(SET TASK)
Without including any pictures, write out all the entries exactly.

(DATA SUPPLIED)
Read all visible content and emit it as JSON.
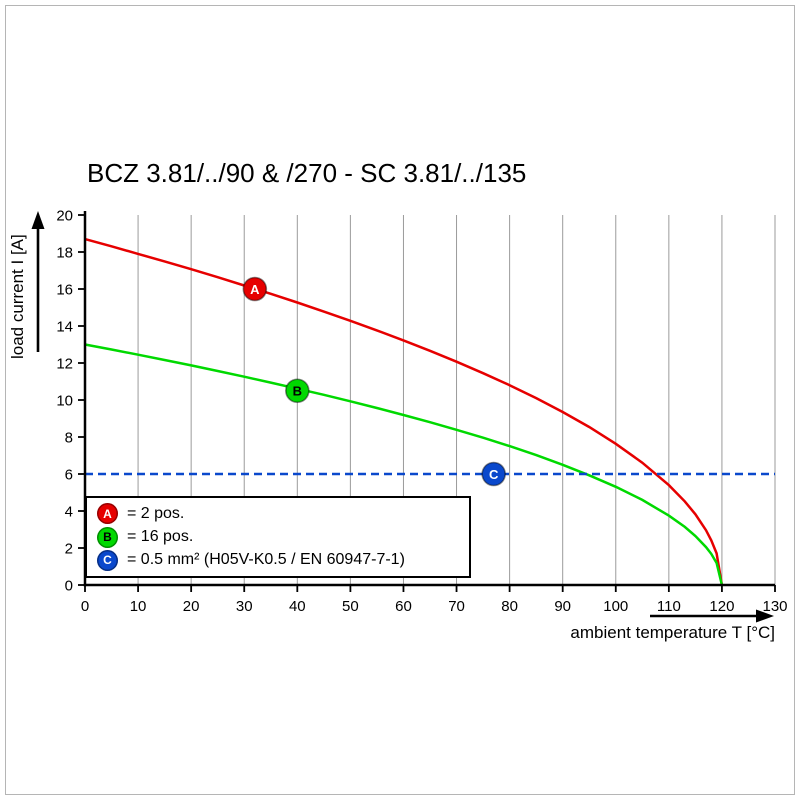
{
  "title": "BCZ 3.81/../90 & /270 - SC 3.81/../135",
  "chart_data": {
    "type": "line",
    "title": "BCZ 3.81/../90 & /270 - SC 3.81/../135",
    "xlabel": "ambient temperature T [°C]",
    "ylabel": "load current I [A]",
    "xlim": [
      0,
      130
    ],
    "ylim": [
      0,
      20
    ],
    "x_ticks": [
      0,
      10,
      20,
      30,
      40,
      50,
      60,
      70,
      80,
      90,
      100,
      110,
      120,
      130
    ],
    "y_ticks": [
      0,
      2,
      4,
      6,
      8,
      10,
      12,
      14,
      16,
      18,
      20
    ],
    "grid": {
      "vertical": true,
      "horizontal": false,
      "color": "#9b9b9b"
    },
    "axis_color": "#000000",
    "legend_position": "bottom-left",
    "series": [
      {
        "name": "A",
        "label": "= 2 pos.",
        "color": "#e60000",
        "letter_color": "#ffffff",
        "style": "solid",
        "marker_at": [
          32,
          16
        ],
        "points": [
          [
            0,
            18.7
          ],
          [
            5,
            18.31
          ],
          [
            10,
            17.9
          ],
          [
            15,
            17.49
          ],
          [
            20,
            17.07
          ],
          [
            25,
            16.64
          ],
          [
            30,
            16.19
          ],
          [
            35,
            15.74
          ],
          [
            40,
            15.27
          ],
          [
            45,
            14.78
          ],
          [
            50,
            14.28
          ],
          [
            55,
            13.76
          ],
          [
            60,
            13.22
          ],
          [
            65,
            12.66
          ],
          [
            70,
            12.07
          ],
          [
            75,
            11.45
          ],
          [
            80,
            10.8
          ],
          [
            85,
            10.1
          ],
          [
            90,
            9.35
          ],
          [
            95,
            8.54
          ],
          [
            100,
            7.63
          ],
          [
            105,
            6.61
          ],
          [
            110,
            5.4
          ],
          [
            113,
            4.52
          ],
          [
            115,
            3.82
          ],
          [
            117,
            2.96
          ],
          [
            118,
            2.41
          ],
          [
            119,
            1.71
          ],
          [
            120,
            0
          ]
        ]
      },
      {
        "name": "B",
        "label": "= 16 pos.",
        "color": "#00d900",
        "letter_color": "#000000",
        "style": "solid",
        "marker_at": [
          40,
          10.5
        ],
        "points": [
          [
            0,
            13
          ],
          [
            5,
            12.73
          ],
          [
            10,
            12.45
          ],
          [
            15,
            12.16
          ],
          [
            20,
            11.87
          ],
          [
            25,
            11.57
          ],
          [
            30,
            11.26
          ],
          [
            35,
            10.94
          ],
          [
            40,
            10.61
          ],
          [
            45,
            10.28
          ],
          [
            50,
            9.93
          ],
          [
            55,
            9.57
          ],
          [
            60,
            9.19
          ],
          [
            65,
            8.8
          ],
          [
            70,
            8.39
          ],
          [
            75,
            7.96
          ],
          [
            80,
            7.51
          ],
          [
            85,
            7.02
          ],
          [
            90,
            6.5
          ],
          [
            95,
            5.93
          ],
          [
            100,
            5.31
          ],
          [
            105,
            4.6
          ],
          [
            110,
            3.75
          ],
          [
            113,
            3.14
          ],
          [
            115,
            2.65
          ],
          [
            117,
            2.05
          ],
          [
            118,
            1.68
          ],
          [
            119,
            1.19
          ],
          [
            120,
            0
          ]
        ]
      },
      {
        "name": "C",
        "label": "= 0.5 mm² (H05V-K0.5 / EN 60947-7-1)",
        "color": "#0a48cc",
        "letter_color": "#ffffff",
        "style": "dashed",
        "marker_at": [
          77,
          6
        ],
        "points": [
          [
            0,
            6
          ],
          [
            130,
            6
          ]
        ]
      }
    ]
  }
}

(RESPONSE)
Read all visible content and emit it as JSON.
{
  "title": "BCZ 3.81/../90 & /270 - SC 3.81/../135",
  "chart_data": {
    "type": "line",
    "title": "BCZ 3.81/../90 & /270 - SC 3.81/../135",
    "xlabel": "ambient temperature T [°C]",
    "ylabel": "load current I [A]",
    "xlim": [
      0,
      130
    ],
    "ylim": [
      0,
      20
    ],
    "x_ticks": [
      0,
      10,
      20,
      30,
      40,
      50,
      60,
      70,
      80,
      90,
      100,
      110,
      120,
      130
    ],
    "y_ticks": [
      0,
      2,
      4,
      6,
      8,
      10,
      12,
      14,
      16,
      18,
      20
    ],
    "grid": {
      "vertical": true,
      "horizontal": false,
      "color": "#9b9b9b"
    },
    "axis_color": "#000000",
    "legend_position": "bottom-left",
    "series": [
      {
        "name": "A",
        "label": "= 2 pos.",
        "color": "#e60000",
        "letter_color": "#ffffff",
        "style": "solid",
        "marker_at": [
          32,
          16
        ],
        "points": [
          [
            0,
            18.7
          ],
          [
            5,
            18.31
          ],
          [
            10,
            17.9
          ],
          [
            15,
            17.49
          ],
          [
            20,
            17.07
          ],
          [
            25,
            16.64
          ],
          [
            30,
            16.19
          ],
          [
            35,
            15.74
          ],
          [
            40,
            15.27
          ],
          [
            45,
            14.78
          ],
          [
            50,
            14.28
          ],
          [
            55,
            13.76
          ],
          [
            60,
            13.22
          ],
          [
            65,
            12.66
          ],
          [
            70,
            12.07
          ],
          [
            75,
            11.45
          ],
          [
            80,
            10.8
          ],
          [
            85,
            10.1
          ],
          [
            90,
            9.35
          ],
          [
            95,
            8.54
          ],
          [
            100,
            7.63
          ],
          [
            105,
            6.61
          ],
          [
            110,
            5.4
          ],
          [
            113,
            4.52
          ],
          [
            115,
            3.82
          ],
          [
            117,
            2.96
          ],
          [
            118,
            2.41
          ],
          [
            119,
            1.71
          ],
          [
            120,
            0
          ]
        ]
      },
      {
        "name": "B",
        "label": "= 16 pos.",
        "color": "#00d900",
        "letter_color": "#000000",
        "style": "solid",
        "marker_at": [
          40,
          10.5
        ],
        "points": [
          [
            0,
            13
          ],
          [
            5,
            12.73
          ],
          [
            10,
            12.45
          ],
          [
            15,
            12.16
          ],
          [
            20,
            11.87
          ],
          [
            25,
            11.57
          ],
          [
            30,
            11.26
          ],
          [
            35,
            10.94
          ],
          [
            40,
            10.61
          ],
          [
            45,
            10.28
          ],
          [
            50,
            9.93
          ],
          [
            55,
            9.57
          ],
          [
            60,
            9.19
          ],
          [
            65,
            8.8
          ],
          [
            70,
            8.39
          ],
          [
            75,
            7.96
          ],
          [
            80,
            7.51
          ],
          [
            85,
            7.02
          ],
          [
            90,
            6.5
          ],
          [
            95,
            5.93
          ],
          [
            100,
            5.31
          ],
          [
            105,
            4.6
          ],
          [
            110,
            3.75
          ],
          [
            113,
            3.14
          ],
          [
            115,
            2.65
          ],
          [
            117,
            2.05
          ],
          [
            118,
            1.68
          ],
          [
            119,
            1.19
          ],
          [
            120,
            0
          ]
        ]
      },
      {
        "name": "C",
        "label": "= 0.5 mm² (H05V-K0.5 / EN 60947-7-1)",
        "color": "#0a48cc",
        "letter_color": "#ffffff",
        "style": "dashed",
        "marker_at": [
          77,
          6
        ],
        "points": [
          [
            0,
            6
          ],
          [
            130,
            6
          ]
        ]
      }
    ]
  }
}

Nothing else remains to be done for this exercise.